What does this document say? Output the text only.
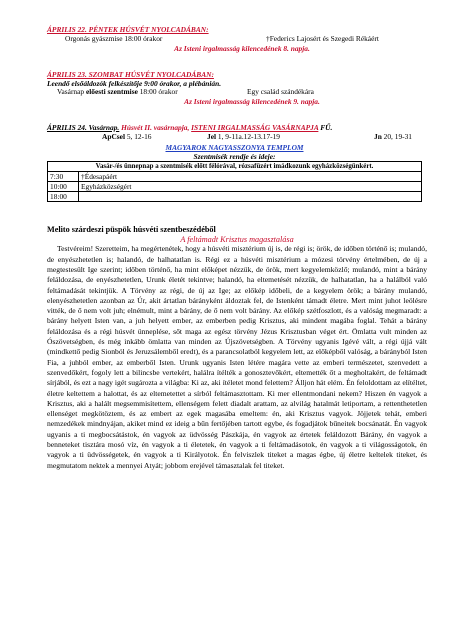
ÁPRILIS 22. PÉNTEK HÚSVÉT NYOLCADÁBAN:
Orgonás gyászmise 18:00 órakor	†Federics Lajosért és Szegedi Rékáért
Az Isteni irgalmasság kilencedének 8. napja.
ÁPRILIS 23. SZOMBAT HÚSVÉT NYOLCADÁBAN:
Leendő elsőáldozók felkészítője 9:00 órakor, a plébánián.
Vasárnap előesti szentmise 18:00 órakor	Egy család szándékára
Az Isteni irgalmasság kilencedének 9. napja.
ÁPRILIS 24. Vasárnap. Húsvét II. vasárnapja, ISTENI IRGALMASSÁG VASÁRNAPJA FŰ.
ApCsel 5, 12-16	Jel 1, 9-11a.12-13.17-19	Jn 20, 19-31
MAGYAROK NAGYASSZONYA TEMPLOM
Szentmisék rendje és ideje:
Vasár-/és ünnepnap a szentmisék előtt félórával, rózsafüzért imádkozunk egyházközségünkért.	
7:30	†Édesapáért
10:00	Egyházközségért
18:00	
Melito szárdeszi püspök húsvéti szentbeszédéből
A feltámadt Krisztus magasztalása

Testvérеim! Szeretteim, ha megértenétek, hogy a húsvéti misztérium új is, de régi is; örök, de időben történő is; mulandó, de enyészhetetlen is; halandó, de halhatatlan is. Régi ez a húsvéti misztérium a mózesi törvény értelmében, de új a megtestesült Ige szerint; időben történő, ha mint előképet nézzük, de örök, mert kegyelemközlő; mulandó, mint a bárány feláldozása, de enyészhetetlen, Urunk életét tekintve; halandó, ha eltemetését nézzük, de halhatatlan, ha a halálból való feltámadását tekintjük. A Törvény az régi, de új az Ige; az előkép időbeli, de a kegyelem örök; a bárány mulandó, elenyészhetetlen azonban az Úr, akit ártatlan bárányként áldoztak fel, de Istenként támadt életre. Mert mint juhot leölésre vitték, de ő nem volt juh; elnémult, mint a bárány, de ő nem volt bárány. Az előkép szétfoszlott, és a valóság megmaradt: a bárány helyett Isten van, a juh helyett ember, az emberben pedig Krisztus, aki mindent magába foglal. Tehát a bárány feláldozása és a régi húsvét ünneplése, sőt maga az egész törvény Jézus Krisztusban véget ért. Ömlatta vult minden az Ószövetségben, és még inkább ömlatta van minden az Újszövetségben. A Törvény ugyanis Igévé vált, a régi újjá vált (mindkettő pedig Sionból és Jeruzsálemből eredt), és a parancsolatból kegyelem lett, az előképből valóság, a bárányból Isten Fia, a juhból ember, az emberből Isten. Urunk ugyanis Isten létére magára vette az emberi természetet, szenvedett a szenvedőkért, fogoly lett a bilincsbe vertekért, halálra ítélték a gonosztevőkért, eltemették őt a megholtakért, de feltámadt sírjából, és ezt a nagy igét sugározta a világba: Ki az, aki ítéletet mond felettem? Álljon hát elém. Én feloldottam az elítéltet, életre keltettem a halottat, és az eltemetettet a sírból feltámasztottam. Ki mer ellentmondani nekem? Hiszen én vagyok a Krisztus, aki a halált megsemmisítettem, ellenségem felett diadalt arattam, az alvilág hatalmát letiportam, a rettenthetetlen ellenséget megkötöztem, és az embert az egek magasába emeltem: én, aki Krisztus vagyok. Jöjjetek tehát, emberi nemzedékek mindnyájan, akiket mind ez ideig a bűn fertőjében tartott egybe, és fogadjátok bűneitek bocsánatát. Én vagyok ugyanis a ti megbocsátástok, én vagyok az üdvösség Pászkája, én vagyok az értetek feláldozott Bárány, én vagyok a benneteket tisztára mosó víz, én vagyok a ti életetek, én vagyok a ti feltámadásotok, én vagyok a ti világosságotok, én vagyok a ti üdvösségetek, én vagyok a ti Királyotok. Én felviszlek titeket a magas égbe, új életre keltelek titeket, és megmutatom nektek a mennyei Atyát; jobbom erejével támasztalak fel titeket.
^^^^^^^^
Where a line in the material contains "Vasárnap", copy that line.

Vasárnap előesti szentmise 18:00 órakor	Egy család szándékára
ÁPRILIS 24. Vasárnap. Húsvét II. vasárnapja, ISTENI IRGALMASSÁG VASÁRNAPJA FŰ.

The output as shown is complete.